Collected data entries
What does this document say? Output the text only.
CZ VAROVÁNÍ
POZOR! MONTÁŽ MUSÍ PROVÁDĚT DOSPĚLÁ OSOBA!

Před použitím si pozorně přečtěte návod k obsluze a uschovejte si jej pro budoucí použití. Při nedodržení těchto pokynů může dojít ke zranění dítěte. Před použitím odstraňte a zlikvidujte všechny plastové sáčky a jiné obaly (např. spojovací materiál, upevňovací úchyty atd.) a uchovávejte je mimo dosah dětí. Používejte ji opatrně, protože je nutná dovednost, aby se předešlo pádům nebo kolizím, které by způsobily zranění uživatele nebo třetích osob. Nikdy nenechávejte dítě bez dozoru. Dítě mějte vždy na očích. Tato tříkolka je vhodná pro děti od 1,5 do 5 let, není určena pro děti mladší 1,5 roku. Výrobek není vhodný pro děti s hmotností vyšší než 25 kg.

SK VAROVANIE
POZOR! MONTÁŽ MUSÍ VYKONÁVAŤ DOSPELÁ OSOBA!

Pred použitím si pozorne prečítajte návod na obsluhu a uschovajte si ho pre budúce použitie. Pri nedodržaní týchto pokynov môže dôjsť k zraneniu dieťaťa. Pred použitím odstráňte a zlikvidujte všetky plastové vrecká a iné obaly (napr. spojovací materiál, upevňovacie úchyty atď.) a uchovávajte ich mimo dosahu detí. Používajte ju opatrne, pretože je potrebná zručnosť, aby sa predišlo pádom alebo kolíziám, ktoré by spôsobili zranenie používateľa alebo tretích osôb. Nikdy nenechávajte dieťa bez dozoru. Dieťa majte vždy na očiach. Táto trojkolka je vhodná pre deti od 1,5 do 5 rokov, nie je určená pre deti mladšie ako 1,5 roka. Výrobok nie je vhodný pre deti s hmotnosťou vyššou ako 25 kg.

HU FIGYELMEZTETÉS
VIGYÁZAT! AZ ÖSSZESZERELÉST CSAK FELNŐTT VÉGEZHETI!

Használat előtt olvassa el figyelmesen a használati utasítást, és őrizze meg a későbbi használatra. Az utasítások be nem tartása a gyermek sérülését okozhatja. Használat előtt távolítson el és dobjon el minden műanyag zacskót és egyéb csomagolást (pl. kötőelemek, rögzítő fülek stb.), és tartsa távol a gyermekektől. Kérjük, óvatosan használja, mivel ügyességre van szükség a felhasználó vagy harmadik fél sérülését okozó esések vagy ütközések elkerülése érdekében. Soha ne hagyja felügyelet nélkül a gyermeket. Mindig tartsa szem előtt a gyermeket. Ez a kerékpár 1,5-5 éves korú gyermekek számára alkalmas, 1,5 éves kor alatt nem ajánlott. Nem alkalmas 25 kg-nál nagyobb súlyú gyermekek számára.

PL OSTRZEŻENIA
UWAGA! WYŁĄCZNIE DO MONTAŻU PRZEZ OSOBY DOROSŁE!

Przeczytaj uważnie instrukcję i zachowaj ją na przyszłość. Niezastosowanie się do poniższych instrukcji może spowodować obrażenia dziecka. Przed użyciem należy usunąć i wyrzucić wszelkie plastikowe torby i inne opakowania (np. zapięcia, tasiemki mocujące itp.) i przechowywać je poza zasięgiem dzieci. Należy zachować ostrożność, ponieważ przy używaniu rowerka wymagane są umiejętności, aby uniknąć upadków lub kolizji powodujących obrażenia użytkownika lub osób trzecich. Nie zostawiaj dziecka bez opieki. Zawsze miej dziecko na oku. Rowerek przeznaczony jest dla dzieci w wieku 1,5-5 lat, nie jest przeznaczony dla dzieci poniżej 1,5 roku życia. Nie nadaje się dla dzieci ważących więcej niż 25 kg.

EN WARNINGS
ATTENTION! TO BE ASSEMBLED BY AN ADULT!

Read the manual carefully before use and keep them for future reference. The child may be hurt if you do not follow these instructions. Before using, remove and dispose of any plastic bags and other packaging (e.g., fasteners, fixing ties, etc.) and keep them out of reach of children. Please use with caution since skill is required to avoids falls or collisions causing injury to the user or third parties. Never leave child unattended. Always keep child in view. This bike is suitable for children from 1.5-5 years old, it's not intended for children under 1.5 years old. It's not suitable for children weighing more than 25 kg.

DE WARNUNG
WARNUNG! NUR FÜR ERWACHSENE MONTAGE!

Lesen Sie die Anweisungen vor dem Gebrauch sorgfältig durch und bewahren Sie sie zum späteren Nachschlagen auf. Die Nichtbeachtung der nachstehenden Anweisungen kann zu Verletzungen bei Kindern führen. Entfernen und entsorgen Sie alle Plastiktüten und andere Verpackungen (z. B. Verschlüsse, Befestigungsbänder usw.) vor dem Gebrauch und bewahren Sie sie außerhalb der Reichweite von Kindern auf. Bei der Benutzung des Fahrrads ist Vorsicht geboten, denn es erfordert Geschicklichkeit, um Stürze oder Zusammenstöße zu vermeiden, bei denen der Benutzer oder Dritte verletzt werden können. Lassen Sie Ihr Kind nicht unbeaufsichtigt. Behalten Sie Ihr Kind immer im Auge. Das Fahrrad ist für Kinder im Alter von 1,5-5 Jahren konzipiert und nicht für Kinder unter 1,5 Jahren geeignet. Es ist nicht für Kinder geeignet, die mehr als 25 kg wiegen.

- _GIVEN REQUEST_: Copy out each record exactly as given, omitting none.

- _EXERCISE RESPONSE_:
What does this document say? Output the text only.
CZ VAROVÁNÍ
POZOR! MONTÁŽ MUSÍ PROVÁDĚT DOSPĚLÁ OSOBA!

Před použitím si pozorně přečtěte návod k obsluze a uschovejte si jej pro budoucí použití. Při nedodržení těchto pokynů může dojít ke zranění dítěte. Před použitím odstraňte a zlikvidujte všechny plastové sáčky a jiné obaly (např. spojovací materiál, upevňovací úchyty atd.) a uchovávejte je mimo dosah dětí. Používejte ji opatrně, protože je nutná dovednost, aby se předešlo pádům nebo kolizím, které by způsobily zranění uživatele nebo třetích osob. Nikdy nenechávejte dítě bez dozoru. Dítě mějte vždy na očích. Tato tříkolka je vhodná pro děti od 1,5 do 5 let, není určena pro děti mladší 1,5 roku. Výrobek není vhodný pro děti s hmotností vyšší než 25 kg.

SK VAROVANIE
POZOR! MONTÁŽ MUSÍ VYKONÁVAŤ DOSPELÁ OSOBA!

Pred použitím si pozorne prečítajte návod na obsluhu a uschovajte si ho pre budúce použitie. Pri nedodržaní týchto pokynov môže dôjsť k zraneniu dieťaťa. Pred použitím odstráňte a zlikvidujte všetky plastové vrecká a iné obaly (napr. spojovací materiál, upevňovacie úchyty atď.) a uchovávajte ich mimo dosahu detí. Používajte ju opatrne, pretože je potrebná zručnosť, aby sa predišlo pádom alebo kolíziám, ktoré by spôsobili zranenie používateľa alebo tretích osôb. Nikdy nenechávajte dieťa bez dozoru. Dieťa majte vždy na očiach. Táto trojkolka je vhodná pre deti od 1,5 do 5 rokov, nie je určená pre deti mladšie ako 1,5 roka. Výrobok nie je vhodný pre deti s hmotnosťou vyššou ako 25 kg.

HU FIGYELMEZTETÉS
VIGYÁZAT! AZ ÖSSZESZERELÉST CSAK FELNŐTT VÉGEZHETI!

Használat előtt olvassa el figyelmesen a használati utasítást, és őrizze meg a későbbi használatra. Az utasítások be nem tartása a gyermek sérülését okozhatja. Használat előtt távolítson el és dobjon el minden műanyag zacskót és egyéb csomagolást (pl. kötőelemek, rögzítő fülek stb.), és tartsa távol a gyermekektől. Kérjük, óvatosan használja, mivel ügyességre van szükség a felhasználó vagy harmadik fél sérülését okozó esések vagy ütközések elkerülése érdekében. Soha ne hagyja felügyelet nélkül a gyermeket. Mindig tartsa szem előtt a gyermeket. Ez a kerékpár 1,5-5 éves korú gyermekek számára alkalmas, 1,5 éves kor alatt nem ajánlott. Nem alkalmas 25 kg-nál nagyobb súlyú gyermekek számára.

PL OSTRZEŻENIA
UWAGA! WYŁĄCZNIE DO MONTAŻU PRZEZ OSOBY DOROSŁE!

Przeczytaj uważnie instrukcję i zachowaj ją na przyszłość. Niezastosowanie się do poniższych instrukcji może spowodować obrażenia dziecka. Przed użyciem należy usunąć i wyrzucić wszelkie plastikowe torby i inne opakowania (np. zapięcia, tasiemki mocujące itp.) i przechowywać je poza zasięgiem dzieci. Należy zachować ostrożność, ponieważ przy używaniu rowerka wymagane są umiejętności, aby uniknąć upadków lub kolizji powodujących obrażenia użytkownika lub osób trzecich. Nie zostawiaj dziecka bez opieki. Zawsze miej dziecko na oku. Rowerek przeznaczony jest dla dzieci w wieku 1,5-5 lat, nie jest przeznaczony dla dzieci poniżej 1,5 roku życia. Nie nadaje się dla dzieci ważących więcej niż 25 kg.

EN WARNINGS
ATTENTION! TO BE ASSEMBLED BY AN ADULT!

Read the manual carefully before use and keep them for future reference. The child may be hurt if you do not follow these instructions. Before using, remove and dispose of any plastic bags and other packaging (e.g., fasteners, fixing ties, etc.) and keep them out of reach of children. Please use with caution since skill is required to avoids falls or collisions causing injury to the user or third parties. Never leave child unattended. Always keep child in view. This bike is suitable for children from 1.5-5 years old, it's not intended for children under 1.5 years old. It's not suitable for children weighing more than 25 kg.

DE WARNUNG
WARNUNG! NUR FÜR ERWACHSENE MONTAGE!

Lesen Sie die Anweisungen vor dem Gebrauch sorgfältig durch und bewahren Sie sie zum späteren Nachschlagen auf. Die Nichtbeachtung der nachstehenden Anweisungen kann zu Verletzungen bei Kindern führen. Entfernen und entsorgen Sie alle Plastiktüten und andere Verpackungen (z. B. Verschlüsse, Befestigungsbänder usw.) vor dem Gebrauch und bewahren Sie sie außerhalb der Reichweite von Kindern auf. Bei der Benutzung des Fahrrads ist Vorsicht geboten, denn es erfordert Geschicklichkeit, um Stürze oder Zusammenstöße zu vermeiden, bei denen der Benutzer oder Dritte verletzt werden können. Lassen Sie Ihr Kind nicht unbeaufsichtigt. Behalten Sie Ihr Kind immer im Auge. Das Fahrrad ist für Kinder im Alter von 1,5-5 Jahren konzipiert und nicht für Kinder unter 1,5 Jahren geeignet. Es ist nicht für Kinder geeignet, die mehr als 25 kg wiegen.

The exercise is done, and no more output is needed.